[Stored data]
++++++++++
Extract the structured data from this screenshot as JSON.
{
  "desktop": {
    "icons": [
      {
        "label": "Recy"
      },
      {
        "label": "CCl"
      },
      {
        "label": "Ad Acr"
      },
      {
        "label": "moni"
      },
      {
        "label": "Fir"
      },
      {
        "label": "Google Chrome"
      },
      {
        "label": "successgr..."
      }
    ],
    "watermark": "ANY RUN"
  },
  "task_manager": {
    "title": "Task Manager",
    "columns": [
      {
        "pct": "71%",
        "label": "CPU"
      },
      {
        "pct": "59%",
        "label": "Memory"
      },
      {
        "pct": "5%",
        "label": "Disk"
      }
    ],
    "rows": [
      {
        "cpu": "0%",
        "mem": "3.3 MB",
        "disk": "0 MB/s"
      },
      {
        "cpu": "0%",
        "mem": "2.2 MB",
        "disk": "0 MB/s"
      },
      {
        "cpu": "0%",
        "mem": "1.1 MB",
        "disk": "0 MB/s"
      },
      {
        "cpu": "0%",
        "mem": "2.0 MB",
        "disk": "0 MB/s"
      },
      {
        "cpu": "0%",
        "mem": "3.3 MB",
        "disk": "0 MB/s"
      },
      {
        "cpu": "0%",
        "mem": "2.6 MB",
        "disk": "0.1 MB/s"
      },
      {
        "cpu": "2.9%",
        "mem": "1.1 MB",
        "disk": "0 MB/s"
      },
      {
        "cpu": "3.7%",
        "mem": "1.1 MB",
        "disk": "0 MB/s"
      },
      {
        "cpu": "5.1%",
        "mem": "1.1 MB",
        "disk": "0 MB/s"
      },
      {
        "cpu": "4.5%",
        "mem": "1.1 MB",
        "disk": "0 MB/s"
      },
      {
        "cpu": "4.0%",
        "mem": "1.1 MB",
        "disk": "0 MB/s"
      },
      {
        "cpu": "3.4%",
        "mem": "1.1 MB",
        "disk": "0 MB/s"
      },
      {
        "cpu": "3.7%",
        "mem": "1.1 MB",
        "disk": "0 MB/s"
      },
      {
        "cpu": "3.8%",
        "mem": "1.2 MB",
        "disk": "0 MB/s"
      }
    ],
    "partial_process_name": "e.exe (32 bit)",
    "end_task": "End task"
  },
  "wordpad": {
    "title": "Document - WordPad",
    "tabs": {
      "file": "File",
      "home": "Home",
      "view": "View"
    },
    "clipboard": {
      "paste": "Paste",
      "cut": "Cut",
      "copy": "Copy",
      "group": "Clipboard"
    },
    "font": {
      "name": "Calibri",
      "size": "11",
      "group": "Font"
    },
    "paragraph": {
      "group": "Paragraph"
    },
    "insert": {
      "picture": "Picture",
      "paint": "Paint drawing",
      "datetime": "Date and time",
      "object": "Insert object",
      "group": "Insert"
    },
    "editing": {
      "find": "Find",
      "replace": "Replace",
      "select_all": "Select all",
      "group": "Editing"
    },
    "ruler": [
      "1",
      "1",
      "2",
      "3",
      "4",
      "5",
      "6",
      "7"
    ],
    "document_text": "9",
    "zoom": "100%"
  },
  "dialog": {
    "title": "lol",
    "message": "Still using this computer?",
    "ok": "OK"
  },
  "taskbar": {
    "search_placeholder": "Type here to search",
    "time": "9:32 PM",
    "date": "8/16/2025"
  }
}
++++++++++
[Task instructions]:
Copy every line of the records word for word.

[Task answer]:
Extract the structured data from this screenshot as JSON.
{
  "desktop": {
    "icons": [
      {
        "label": "Recy"
      },
      {
        "label": "CCl"
      },
      {
        "label": "Ad Acr"
      },
      {
        "label": "moni"
      },
      {
        "label": "Fir"
      },
      {
        "label": "Google Chrome"
      },
      {
        "label": "successgr..."
      }
    ],
    "watermark": "ANY RUN"
  },
  "task_manager": {
    "title": "Task Manager",
    "columns": [
      {
        "pct": "71%",
        "label": "CPU"
      },
      {
        "pct": "59%",
        "label": "Memory"
      },
      {
        "pct": "5%",
        "label": "Disk"
      }
    ],
    "rows": [
      {
        "cpu": "0%",
        "mem": "3.3 MB",
        "disk": "0 MB/s"
      },
      {
        "cpu": "0%",
        "mem": "2.2 MB",
        "disk": "0 MB/s"
      },
      {
        "cpu": "0%",
        "mem": "1.1 MB",
        "disk": "0 MB/s"
      },
      {
        "cpu": "0%",
        "mem": "2.0 MB",
        "disk": "0 MB/s"
      },
      {
        "cpu": "0%",
        "mem": "3.3 MB",
        "disk": "0 MB/s"
      },
      {
        "cpu": "0%",
        "mem": "2.6 MB",
        "disk": "0.1 MB/s"
      },
      {
        "cpu": "2.9%",
        "mem": "1.1 MB",
        "disk": "0 MB/s"
      },
      {
        "cpu": "3.7%",
        "mem": "1.1 MB",
        "disk": "0 MB/s"
      },
      {
        "cpu": "5.1%",
        "mem": "1.1 MB",
        "disk": "0 MB/s"
      },
      {
        "cpu": "4.5%",
        "mem": "1.1 MB",
        "disk": "0 MB/s"
      },
      {
        "cpu": "4.0%",
        "mem": "1.1 MB",
        "disk": "0 MB/s"
      },
      {
        "cpu": "3.4%",
        "mem": "1.1 MB",
        "disk": "0 MB/s"
      },
      {
        "cpu": "3.7%",
        "mem": "1.1 MB",
        "disk": "0 MB/s"
      },
      {
        "cpu": "3.8%",
        "mem": "1.2 MB",
        "disk": "0 MB/s"
      }
    ],
    "partial_process_name": "e.exe (32 bit)",
    "end_task": "End task"
  },
  "wordpad": {
    "title": "Document - WordPad",
    "tabs": {
      "file": "File",
      "home": "Home",
      "view": "View"
    },
    "clipboard": {
      "paste": "Paste",
      "cut": "Cut",
      "copy": "Copy",
      "group": "Clipboard"
    },
    "font": {
      "name": "Calibri",
      "size": "11",
      "group": "Font"
    },
    "paragraph": {
      "group": "Paragraph"
    },
    "insert": {
      "picture": "Picture",
      "paint": "Paint drawing",
      "datetime": "Date and time",
      "object": "Insert object",
      "group": "Insert"
    },
    "editing": {
      "find": "Find",
      "replace": "Replace",
      "select_all": "Select all",
      "group": "Editing"
    },
    "ruler": [
      "1",
      "1",
      "2",
      "3",
      "4",
      "5",
      "6",
      "7"
    ],
    "document_text": "9",
    "zoom": "100%"
  },
  "dialog": {
    "title": "lol",
    "message": "Still using this computer?",
    "ok": "OK"
  },
  "taskbar": {
    "search_placeholder": "Type here to search",
    "time": "9:32 PM",
    "date": "8/16/2025"
  }
}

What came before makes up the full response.